* _AIM OF THE TASK_:
Return the entries below in their exact form, leaving the pictures out.

* _MATERIAL SHOWN_:
Start

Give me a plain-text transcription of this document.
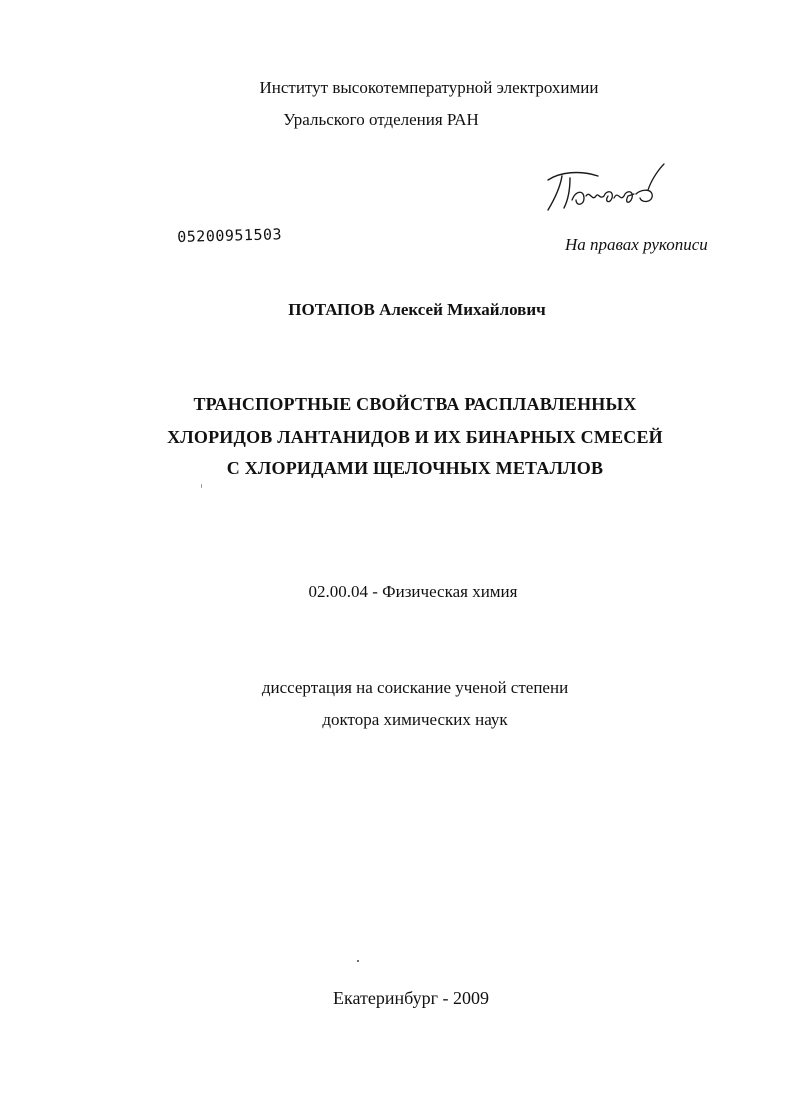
Институт высокотемпературной электрохимии
Уральского отделения РАН
05200951503	На правах рукописи
ПОТАПОВ Алексей Михайлович
ТРАНСПОРТНЫЕ СВОЙСТВА РАСПЛАВЛЕННЫХ
ХЛОРИДОВ ЛАНТАНИДОВ И ИХ БИНАРНЫХ СМЕСЕЙ
С ХЛОРИДАМИ ЩЕЛОЧНЫХ МЕТАЛЛОВ
02.00.04 - Физическая химия
диссертация на соискание ученой степени
доктора химических наук
Екатеринбург - 2009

End

* _ANSWER FOR THE TASK_:
Give me a plain-text transcription of this document.
Институт высокотемпературной электрохимии
Уральского отделения РАН
05200951503	На правах рукописи
ПОТАПОВ Алексей Михайлович
ТРАНСПОРТНЫЕ СВОЙСТВА РАСПЛАВЛЕННЫХ
ХЛОРИДОВ ЛАНТАНИДОВ И ИХ БИНАРНЫХ СМЕСЕЙ
С ХЛОРИДАМИ ЩЕЛОЧНЫХ МЕТАЛЛОВ
02.00.04 - Физическая химия
диссертация на соискание ученой степени
доктора химических наук
Екатеринбург - 2009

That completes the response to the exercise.